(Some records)
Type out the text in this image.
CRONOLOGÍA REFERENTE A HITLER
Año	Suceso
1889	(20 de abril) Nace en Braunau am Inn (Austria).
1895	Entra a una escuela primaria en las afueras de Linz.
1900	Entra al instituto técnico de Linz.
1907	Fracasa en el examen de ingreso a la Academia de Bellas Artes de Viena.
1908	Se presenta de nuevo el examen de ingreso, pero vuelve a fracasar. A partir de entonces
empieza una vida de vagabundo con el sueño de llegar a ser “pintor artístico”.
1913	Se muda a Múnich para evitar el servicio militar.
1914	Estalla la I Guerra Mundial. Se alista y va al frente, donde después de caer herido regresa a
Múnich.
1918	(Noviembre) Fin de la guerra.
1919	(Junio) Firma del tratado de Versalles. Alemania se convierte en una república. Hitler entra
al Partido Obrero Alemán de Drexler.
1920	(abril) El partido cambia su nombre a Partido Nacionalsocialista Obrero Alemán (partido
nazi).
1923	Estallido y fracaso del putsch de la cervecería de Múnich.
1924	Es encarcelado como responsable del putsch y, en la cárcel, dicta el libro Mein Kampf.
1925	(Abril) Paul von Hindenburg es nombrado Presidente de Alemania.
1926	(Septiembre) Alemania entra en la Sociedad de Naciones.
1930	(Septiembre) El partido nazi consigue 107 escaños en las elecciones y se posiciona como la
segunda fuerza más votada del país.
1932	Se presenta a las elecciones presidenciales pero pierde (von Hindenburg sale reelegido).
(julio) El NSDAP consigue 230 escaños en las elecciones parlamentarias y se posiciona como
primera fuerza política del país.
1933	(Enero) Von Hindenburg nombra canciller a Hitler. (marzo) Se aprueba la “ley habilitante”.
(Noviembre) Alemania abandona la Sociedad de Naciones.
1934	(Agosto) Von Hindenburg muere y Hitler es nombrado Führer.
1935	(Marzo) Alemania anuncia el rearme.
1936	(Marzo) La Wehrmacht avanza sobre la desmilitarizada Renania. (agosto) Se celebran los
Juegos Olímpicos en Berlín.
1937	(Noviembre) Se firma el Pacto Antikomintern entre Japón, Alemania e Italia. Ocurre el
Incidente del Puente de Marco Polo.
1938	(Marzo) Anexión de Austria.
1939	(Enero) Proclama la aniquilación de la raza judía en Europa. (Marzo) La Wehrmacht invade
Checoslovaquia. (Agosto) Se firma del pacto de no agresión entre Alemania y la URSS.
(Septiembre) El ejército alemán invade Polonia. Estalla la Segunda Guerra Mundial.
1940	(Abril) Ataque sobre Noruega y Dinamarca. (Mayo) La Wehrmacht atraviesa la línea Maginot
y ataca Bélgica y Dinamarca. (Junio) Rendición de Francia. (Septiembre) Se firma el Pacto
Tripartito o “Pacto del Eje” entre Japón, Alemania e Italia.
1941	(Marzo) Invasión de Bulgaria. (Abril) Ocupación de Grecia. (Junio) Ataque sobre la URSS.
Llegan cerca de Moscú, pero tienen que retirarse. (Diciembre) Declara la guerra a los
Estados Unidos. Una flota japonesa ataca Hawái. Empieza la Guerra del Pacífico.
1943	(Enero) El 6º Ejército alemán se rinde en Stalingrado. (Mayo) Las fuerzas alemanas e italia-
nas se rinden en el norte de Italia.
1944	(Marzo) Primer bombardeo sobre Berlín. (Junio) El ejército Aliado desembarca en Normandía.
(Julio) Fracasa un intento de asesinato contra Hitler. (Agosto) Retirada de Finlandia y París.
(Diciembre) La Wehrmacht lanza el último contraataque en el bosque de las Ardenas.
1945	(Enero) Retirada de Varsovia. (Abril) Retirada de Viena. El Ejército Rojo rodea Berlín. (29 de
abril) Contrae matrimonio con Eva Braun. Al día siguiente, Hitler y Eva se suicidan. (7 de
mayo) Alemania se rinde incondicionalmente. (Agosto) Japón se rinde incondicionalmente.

- _Aim_
Gather and return every line that holds the string "entre".

- _Task output_
1937	(Noviembre) Se firma el Pacto Antikomintern entre Japón, Alemania e Italia. Ocurre el
Checoslovaquia. (Agosto) Se firma del pacto de no agresión entre Alemania y la URSS.
Tripartito o “Pacto del Eje” entre Japón, Alemania e Italia.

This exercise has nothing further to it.